━━━ RECORDS ━━━
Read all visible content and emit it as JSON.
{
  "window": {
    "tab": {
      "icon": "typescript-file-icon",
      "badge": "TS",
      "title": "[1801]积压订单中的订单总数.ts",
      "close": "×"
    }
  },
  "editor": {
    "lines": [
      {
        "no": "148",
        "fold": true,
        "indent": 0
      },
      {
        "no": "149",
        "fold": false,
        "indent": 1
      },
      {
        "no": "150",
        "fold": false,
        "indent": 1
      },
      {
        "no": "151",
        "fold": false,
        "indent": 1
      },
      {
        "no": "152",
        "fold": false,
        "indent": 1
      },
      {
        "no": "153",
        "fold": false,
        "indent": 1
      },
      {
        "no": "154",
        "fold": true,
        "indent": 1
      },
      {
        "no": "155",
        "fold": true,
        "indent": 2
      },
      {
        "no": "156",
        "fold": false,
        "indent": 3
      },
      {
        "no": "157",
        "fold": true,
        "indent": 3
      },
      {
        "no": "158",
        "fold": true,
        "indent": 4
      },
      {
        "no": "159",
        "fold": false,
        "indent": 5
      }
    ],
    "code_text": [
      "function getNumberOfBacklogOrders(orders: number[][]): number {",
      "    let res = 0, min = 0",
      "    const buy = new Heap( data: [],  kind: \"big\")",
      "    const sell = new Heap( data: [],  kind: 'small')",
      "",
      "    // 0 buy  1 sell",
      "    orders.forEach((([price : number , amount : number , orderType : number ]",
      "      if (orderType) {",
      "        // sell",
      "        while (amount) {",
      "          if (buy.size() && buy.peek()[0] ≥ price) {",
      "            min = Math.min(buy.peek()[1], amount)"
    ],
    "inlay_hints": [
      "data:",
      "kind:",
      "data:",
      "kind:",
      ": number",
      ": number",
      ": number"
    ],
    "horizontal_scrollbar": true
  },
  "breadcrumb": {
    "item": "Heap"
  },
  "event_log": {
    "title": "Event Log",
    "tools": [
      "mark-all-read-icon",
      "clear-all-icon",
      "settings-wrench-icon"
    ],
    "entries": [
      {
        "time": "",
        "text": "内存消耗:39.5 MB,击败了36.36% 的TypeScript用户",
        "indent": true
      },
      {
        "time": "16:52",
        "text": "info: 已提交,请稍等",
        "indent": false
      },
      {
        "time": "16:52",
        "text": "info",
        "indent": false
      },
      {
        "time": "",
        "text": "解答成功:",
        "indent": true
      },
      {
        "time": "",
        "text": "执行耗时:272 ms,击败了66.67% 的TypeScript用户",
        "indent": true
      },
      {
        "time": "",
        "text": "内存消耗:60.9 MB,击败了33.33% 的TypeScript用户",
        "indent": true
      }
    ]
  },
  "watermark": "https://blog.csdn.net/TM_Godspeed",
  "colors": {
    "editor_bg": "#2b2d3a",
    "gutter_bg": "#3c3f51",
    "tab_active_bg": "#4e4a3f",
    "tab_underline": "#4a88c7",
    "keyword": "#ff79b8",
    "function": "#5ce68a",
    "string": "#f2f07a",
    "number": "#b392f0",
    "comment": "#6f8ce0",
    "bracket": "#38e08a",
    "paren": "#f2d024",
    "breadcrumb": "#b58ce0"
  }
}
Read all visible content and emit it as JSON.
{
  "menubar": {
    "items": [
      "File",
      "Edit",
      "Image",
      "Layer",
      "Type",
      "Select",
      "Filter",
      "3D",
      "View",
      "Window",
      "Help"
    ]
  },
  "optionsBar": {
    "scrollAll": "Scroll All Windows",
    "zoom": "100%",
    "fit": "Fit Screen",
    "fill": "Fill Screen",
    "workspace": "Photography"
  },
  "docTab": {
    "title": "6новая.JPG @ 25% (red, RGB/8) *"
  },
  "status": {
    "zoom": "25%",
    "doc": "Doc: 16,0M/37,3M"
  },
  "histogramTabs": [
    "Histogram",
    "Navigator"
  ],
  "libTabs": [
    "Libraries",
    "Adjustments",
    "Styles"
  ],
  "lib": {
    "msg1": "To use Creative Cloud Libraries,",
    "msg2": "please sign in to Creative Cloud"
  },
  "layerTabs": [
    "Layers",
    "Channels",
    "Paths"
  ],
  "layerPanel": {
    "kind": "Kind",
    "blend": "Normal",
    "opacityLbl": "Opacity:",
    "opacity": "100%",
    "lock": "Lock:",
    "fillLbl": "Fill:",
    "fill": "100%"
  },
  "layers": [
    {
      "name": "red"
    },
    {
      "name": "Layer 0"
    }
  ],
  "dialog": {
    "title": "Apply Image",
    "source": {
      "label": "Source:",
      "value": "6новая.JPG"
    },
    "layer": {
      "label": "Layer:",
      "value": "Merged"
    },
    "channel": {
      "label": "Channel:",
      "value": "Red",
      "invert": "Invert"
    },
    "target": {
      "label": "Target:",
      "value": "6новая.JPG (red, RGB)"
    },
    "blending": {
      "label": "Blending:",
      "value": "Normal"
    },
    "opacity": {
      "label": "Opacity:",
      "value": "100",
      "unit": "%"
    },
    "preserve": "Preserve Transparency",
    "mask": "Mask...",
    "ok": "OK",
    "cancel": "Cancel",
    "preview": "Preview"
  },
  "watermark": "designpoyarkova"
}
━━━
• _PROBLEM TO WORK ON_:
From the entries above, copy every line containing the word "price".

• _EXERCISE ANSWER_:
      "    orders.forEach((([price : number , amount : number , orderType : number ]",
      "          if (buy.size() && buy.peek()[0] ≥ price) {",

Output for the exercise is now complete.